> [WHAT THIS TASK INVOLVES]
Gather all lines containing the string "vyskytne" and copy them out.
---- DATASET RECORDS
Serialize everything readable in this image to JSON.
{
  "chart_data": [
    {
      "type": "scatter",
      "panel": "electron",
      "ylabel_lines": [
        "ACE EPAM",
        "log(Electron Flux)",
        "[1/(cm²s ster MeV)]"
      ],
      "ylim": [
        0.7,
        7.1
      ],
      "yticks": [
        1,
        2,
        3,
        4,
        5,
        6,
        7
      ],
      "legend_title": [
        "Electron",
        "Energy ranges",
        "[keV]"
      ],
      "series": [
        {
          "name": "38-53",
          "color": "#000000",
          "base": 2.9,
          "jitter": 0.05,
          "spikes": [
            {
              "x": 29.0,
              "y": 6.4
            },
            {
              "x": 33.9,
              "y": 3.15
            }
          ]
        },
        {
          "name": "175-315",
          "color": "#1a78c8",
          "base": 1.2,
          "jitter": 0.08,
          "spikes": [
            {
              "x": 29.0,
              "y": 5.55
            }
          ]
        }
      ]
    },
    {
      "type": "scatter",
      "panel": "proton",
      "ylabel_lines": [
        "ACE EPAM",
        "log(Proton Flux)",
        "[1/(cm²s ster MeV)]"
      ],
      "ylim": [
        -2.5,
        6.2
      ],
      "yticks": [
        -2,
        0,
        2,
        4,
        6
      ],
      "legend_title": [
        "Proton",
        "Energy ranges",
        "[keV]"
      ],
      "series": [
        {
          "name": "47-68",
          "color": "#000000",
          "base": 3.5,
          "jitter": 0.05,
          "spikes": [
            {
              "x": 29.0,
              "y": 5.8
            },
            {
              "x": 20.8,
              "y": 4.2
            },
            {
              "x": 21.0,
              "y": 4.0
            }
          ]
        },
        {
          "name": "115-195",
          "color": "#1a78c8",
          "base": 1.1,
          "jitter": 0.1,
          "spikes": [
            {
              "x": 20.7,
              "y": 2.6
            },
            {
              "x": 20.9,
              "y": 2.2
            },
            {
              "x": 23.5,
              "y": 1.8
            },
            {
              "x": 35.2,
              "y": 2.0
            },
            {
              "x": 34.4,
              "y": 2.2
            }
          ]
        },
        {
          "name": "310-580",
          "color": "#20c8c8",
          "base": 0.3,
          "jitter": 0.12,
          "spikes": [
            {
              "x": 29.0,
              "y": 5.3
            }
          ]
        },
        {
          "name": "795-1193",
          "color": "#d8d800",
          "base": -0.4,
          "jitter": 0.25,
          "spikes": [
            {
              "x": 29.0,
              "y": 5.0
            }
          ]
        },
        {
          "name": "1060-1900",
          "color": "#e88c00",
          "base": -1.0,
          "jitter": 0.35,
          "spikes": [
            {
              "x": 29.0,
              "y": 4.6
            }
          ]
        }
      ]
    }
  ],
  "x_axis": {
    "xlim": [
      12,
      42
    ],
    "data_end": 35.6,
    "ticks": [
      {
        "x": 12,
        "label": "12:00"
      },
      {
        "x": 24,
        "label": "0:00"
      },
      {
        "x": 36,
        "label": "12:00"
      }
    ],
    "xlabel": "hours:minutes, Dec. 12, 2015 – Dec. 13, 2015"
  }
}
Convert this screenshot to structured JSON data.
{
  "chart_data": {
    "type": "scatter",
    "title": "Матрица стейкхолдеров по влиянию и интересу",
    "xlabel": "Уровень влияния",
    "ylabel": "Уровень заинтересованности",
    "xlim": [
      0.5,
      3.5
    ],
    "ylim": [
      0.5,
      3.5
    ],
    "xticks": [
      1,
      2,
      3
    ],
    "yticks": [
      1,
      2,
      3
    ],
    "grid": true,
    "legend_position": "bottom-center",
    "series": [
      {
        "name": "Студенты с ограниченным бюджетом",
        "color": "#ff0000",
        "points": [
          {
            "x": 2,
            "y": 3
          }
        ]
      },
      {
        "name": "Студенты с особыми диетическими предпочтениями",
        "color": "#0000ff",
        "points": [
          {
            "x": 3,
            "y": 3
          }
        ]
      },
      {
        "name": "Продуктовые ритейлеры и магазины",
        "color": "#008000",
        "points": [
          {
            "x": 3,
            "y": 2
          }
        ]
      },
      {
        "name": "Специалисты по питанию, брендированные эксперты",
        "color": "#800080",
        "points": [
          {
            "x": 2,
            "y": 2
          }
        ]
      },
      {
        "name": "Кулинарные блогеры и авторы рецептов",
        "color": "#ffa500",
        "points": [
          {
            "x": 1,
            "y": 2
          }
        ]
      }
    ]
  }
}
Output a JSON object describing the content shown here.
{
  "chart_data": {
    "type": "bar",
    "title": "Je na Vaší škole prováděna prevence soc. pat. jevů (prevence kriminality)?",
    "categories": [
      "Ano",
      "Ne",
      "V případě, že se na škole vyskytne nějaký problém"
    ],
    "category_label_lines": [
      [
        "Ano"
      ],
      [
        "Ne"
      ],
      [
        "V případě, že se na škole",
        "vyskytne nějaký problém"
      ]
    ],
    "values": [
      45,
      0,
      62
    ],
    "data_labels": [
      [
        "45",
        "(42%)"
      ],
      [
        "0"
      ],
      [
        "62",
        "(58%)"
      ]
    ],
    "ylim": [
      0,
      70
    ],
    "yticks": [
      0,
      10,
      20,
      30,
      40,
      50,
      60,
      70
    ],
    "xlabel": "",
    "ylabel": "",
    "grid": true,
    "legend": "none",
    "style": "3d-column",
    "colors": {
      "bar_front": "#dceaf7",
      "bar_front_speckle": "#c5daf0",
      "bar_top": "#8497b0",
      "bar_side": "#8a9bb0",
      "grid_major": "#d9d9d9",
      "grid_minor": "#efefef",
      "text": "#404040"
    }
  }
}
--------
> [COMPLETE RESPONSE]
      "V případě, že se na škole vyskytne nějaký problém"
        "vyskytne nějaký problém"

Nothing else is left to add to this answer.